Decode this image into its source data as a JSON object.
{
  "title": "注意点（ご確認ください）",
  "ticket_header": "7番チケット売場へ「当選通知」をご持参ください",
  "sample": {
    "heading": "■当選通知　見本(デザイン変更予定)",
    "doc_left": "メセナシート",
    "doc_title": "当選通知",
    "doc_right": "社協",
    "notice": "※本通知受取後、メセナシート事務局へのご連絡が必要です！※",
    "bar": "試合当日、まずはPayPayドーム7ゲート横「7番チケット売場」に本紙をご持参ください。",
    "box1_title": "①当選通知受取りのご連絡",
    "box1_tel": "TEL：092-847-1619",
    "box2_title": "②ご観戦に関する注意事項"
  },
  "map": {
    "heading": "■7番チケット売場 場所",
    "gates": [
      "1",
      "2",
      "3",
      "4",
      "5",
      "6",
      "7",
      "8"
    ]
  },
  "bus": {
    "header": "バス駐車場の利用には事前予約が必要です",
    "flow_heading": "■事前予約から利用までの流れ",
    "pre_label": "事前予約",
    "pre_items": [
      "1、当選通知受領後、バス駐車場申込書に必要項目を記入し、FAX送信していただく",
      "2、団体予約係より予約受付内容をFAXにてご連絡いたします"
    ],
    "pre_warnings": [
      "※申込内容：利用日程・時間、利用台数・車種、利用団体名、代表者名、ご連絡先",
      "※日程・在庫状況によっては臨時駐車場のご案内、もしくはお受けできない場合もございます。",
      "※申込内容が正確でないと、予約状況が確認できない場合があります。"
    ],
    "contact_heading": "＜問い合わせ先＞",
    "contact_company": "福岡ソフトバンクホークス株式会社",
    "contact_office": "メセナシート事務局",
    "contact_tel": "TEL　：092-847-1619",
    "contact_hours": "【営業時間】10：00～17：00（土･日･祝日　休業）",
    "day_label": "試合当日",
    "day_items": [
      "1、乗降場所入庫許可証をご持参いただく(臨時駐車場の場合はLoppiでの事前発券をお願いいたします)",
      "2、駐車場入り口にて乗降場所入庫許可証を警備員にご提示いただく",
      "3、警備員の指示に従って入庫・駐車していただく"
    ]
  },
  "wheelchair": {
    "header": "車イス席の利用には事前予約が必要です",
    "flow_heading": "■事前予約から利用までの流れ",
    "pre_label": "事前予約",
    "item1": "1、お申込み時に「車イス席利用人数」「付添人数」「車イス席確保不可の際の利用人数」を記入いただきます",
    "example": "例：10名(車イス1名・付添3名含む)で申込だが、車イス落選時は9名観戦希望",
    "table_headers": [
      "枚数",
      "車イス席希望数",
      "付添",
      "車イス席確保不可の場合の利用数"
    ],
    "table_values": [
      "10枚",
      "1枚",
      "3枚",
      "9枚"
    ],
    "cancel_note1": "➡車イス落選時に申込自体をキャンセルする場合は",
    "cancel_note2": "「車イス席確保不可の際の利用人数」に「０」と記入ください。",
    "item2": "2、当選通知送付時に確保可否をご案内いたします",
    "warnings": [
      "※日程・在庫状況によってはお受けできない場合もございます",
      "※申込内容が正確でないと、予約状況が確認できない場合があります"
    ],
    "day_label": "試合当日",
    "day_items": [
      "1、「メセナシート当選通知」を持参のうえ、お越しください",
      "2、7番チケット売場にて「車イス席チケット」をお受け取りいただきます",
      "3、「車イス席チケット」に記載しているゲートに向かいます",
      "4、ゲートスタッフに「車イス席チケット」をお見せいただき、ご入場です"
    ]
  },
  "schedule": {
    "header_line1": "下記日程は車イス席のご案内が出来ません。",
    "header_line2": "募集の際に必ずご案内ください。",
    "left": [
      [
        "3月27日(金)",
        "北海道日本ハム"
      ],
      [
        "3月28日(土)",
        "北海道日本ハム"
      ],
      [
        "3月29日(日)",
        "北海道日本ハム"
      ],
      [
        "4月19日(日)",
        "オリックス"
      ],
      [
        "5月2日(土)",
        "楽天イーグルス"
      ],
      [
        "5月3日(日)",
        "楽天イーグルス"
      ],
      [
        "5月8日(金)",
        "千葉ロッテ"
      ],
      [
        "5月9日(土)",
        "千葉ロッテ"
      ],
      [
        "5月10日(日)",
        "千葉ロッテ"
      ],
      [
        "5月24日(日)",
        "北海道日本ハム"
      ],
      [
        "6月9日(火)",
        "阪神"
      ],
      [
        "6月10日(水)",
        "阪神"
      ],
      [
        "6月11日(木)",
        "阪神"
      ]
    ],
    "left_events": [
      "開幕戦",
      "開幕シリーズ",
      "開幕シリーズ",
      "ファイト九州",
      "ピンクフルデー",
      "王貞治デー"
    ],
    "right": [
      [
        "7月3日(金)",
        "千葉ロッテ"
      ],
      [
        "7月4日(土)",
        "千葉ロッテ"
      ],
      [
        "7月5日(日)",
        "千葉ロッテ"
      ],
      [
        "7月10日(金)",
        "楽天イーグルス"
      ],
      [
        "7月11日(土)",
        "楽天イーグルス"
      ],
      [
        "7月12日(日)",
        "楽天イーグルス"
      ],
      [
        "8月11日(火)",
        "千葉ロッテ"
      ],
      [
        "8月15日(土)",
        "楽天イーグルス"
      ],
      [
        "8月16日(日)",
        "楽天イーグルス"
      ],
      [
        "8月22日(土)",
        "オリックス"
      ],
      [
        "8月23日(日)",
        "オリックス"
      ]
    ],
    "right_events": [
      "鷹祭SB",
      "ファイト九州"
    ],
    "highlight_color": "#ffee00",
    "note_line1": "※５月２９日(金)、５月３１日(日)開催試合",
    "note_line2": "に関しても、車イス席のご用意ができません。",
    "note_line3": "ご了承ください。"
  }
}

Exercise objective: Working from the material above, retype it in its entirety without change.

Final answer:
Decode this image into its source data as a JSON object.
{
  "title": "注意点（ご確認ください）",
  "ticket_header": "7番チケット売場へ「当選通知」をご持参ください",
  "sample": {
    "heading": "■当選通知　見本(デザイン変更予定)",
    "doc_left": "メセナシート",
    "doc_title": "当選通知",
    "doc_right": "社協",
    "notice": "※本通知受取後、メセナシート事務局へのご連絡が必要です！※",
    "bar": "試合当日、まずはPayPayドーム7ゲート横「7番チケット売場」に本紙をご持参ください。",
    "box1_title": "①当選通知受取りのご連絡",
    "box1_tel": "TEL：092-847-1619",
    "box2_title": "②ご観戦に関する注意事項"
  },
  "map": {
    "heading": "■7番チケット売場 場所",
    "gates": [
      "1",
      "2",
      "3",
      "4",
      "5",
      "6",
      "7",
      "8"
    ]
  },
  "bus": {
    "header": "バス駐車場の利用には事前予約が必要です",
    "flow_heading": "■事前予約から利用までの流れ",
    "pre_label": "事前予約",
    "pre_items": [
      "1、当選通知受領後、バス駐車場申込書に必要項目を記入し、FAX送信していただく",
      "2、団体予約係より予約受付内容をFAXにてご連絡いたします"
    ],
    "pre_warnings": [
      "※申込内容：利用日程・時間、利用台数・車種、利用団体名、代表者名、ご連絡先",
      "※日程・在庫状況によっては臨時駐車場のご案内、もしくはお受けできない場合もございます。",
      "※申込内容が正確でないと、予約状況が確認できない場合があります。"
    ],
    "contact_heading": "＜問い合わせ先＞",
    "contact_company": "福岡ソフトバンクホークス株式会社",
    "contact_office": "メセナシート事務局",
    "contact_tel": "TEL　：092-847-1619",
    "contact_hours": "【営業時間】10：00～17：00（土･日･祝日　休業）",
    "day_label": "試合当日",
    "day_items": [
      "1、乗降場所入庫許可証をご持参いただく(臨時駐車場の場合はLoppiでの事前発券をお願いいたします)",
      "2、駐車場入り口にて乗降場所入庫許可証を警備員にご提示いただく",
      "3、警備員の指示に従って入庫・駐車していただく"
    ]
  },
  "wheelchair": {
    "header": "車イス席の利用には事前予約が必要です",
    "flow_heading": "■事前予約から利用までの流れ",
    "pre_label": "事前予約",
    "item1": "1、お申込み時に「車イス席利用人数」「付添人数」「車イス席確保不可の際の利用人数」を記入いただきます",
    "example": "例：10名(車イス1名・付添3名含む)で申込だが、車イス落選時は9名観戦希望",
    "table_headers": [
      "枚数",
      "車イス席希望数",
      "付添",
      "車イス席確保不可の場合の利用数"
    ],
    "table_values": [
      "10枚",
      "1枚",
      "3枚",
      "9枚"
    ],
    "cancel_note1": "➡車イス落選時に申込自体をキャンセルする場合は",
    "cancel_note2": "「車イス席確保不可の際の利用人数」に「０」と記入ください。",
    "item2": "2、当選通知送付時に確保可否をご案内いたします",
    "warnings": [
      "※日程・在庫状況によってはお受けできない場合もございます",
      "※申込内容が正確でないと、予約状況が確認できない場合があります"
    ],
    "day_label": "試合当日",
    "day_items": [
      "1、「メセナシート当選通知」を持参のうえ、お越しください",
      "2、7番チケット売場にて「車イス席チケット」をお受け取りいただきます",
      "3、「車イス席チケット」に記載しているゲートに向かいます",
      "4、ゲートスタッフに「車イス席チケット」をお見せいただき、ご入場です"
    ]
  },
  "schedule": {
    "header_line1": "下記日程は車イス席のご案内が出来ません。",
    "header_line2": "募集の際に必ずご案内ください。",
    "left": [
      [
        "3月27日(金)",
        "北海道日本ハム"
      ],
      [
        "3月28日(土)",
        "北海道日本ハム"
      ],
      [
        "3月29日(日)",
        "北海道日本ハム"
      ],
      [
        "4月19日(日)",
        "オリックス"
      ],
      [
        "5月2日(土)",
        "楽天イーグルス"
      ],
      [
        "5月3日(日)",
        "楽天イーグルス"
      ],
      [
        "5月8日(金)",
        "千葉ロッテ"
      ],
      [
        "5月9日(土)",
        "千葉ロッテ"
      ],
      [
        "5月10日(日)",
        "千葉ロッテ"
      ],
      [
        "5月24日(日)",
        "北海道日本ハム"
      ],
      [
        "6月9日(火)",
        "阪神"
      ],
      [
        "6月10日(水)",
        "阪神"
      ],
      [
        "6月11日(木)",
        "阪神"
      ]
    ],
    "left_events": [
      "開幕戦",
      "開幕シリーズ",
      "開幕シリーズ",
      "ファイト九州",
      "ピンクフルデー",
      "王貞治デー"
    ],
    "right": [
      [
        "7月3日(金)",
        "千葉ロッテ"
      ],
      [
        "7月4日(土)",
        "千葉ロッテ"
      ],
      [
        "7月5日(日)",
        "千葉ロッテ"
      ],
      [
        "7月10日(金)",
        "楽天イーグルス"
      ],
      [
        "7月11日(土)",
        "楽天イーグルス"
      ],
      [
        "7月12日(日)",
        "楽天イーグルス"
      ],
      [
        "8月11日(火)",
        "千葉ロッテ"
      ],
      [
        "8月15日(土)",
        "楽天イーグルス"
      ],
      [
        "8月16日(日)",
        "楽天イーグルス"
      ],
      [
        "8月22日(土)",
        "オリックス"
      ],
      [
        "8月23日(日)",
        "オリックス"
      ]
    ],
    "right_events": [
      "鷹祭SB",
      "ファイト九州"
    ],
    "highlight_color": "#ffee00",
    "note_line1": "※５月２９日(金)、５月３１日(日)開催試合",
    "note_line2": "に関しても、車イス席のご用意ができません。",
    "note_line3": "ご了承ください。"
  }
}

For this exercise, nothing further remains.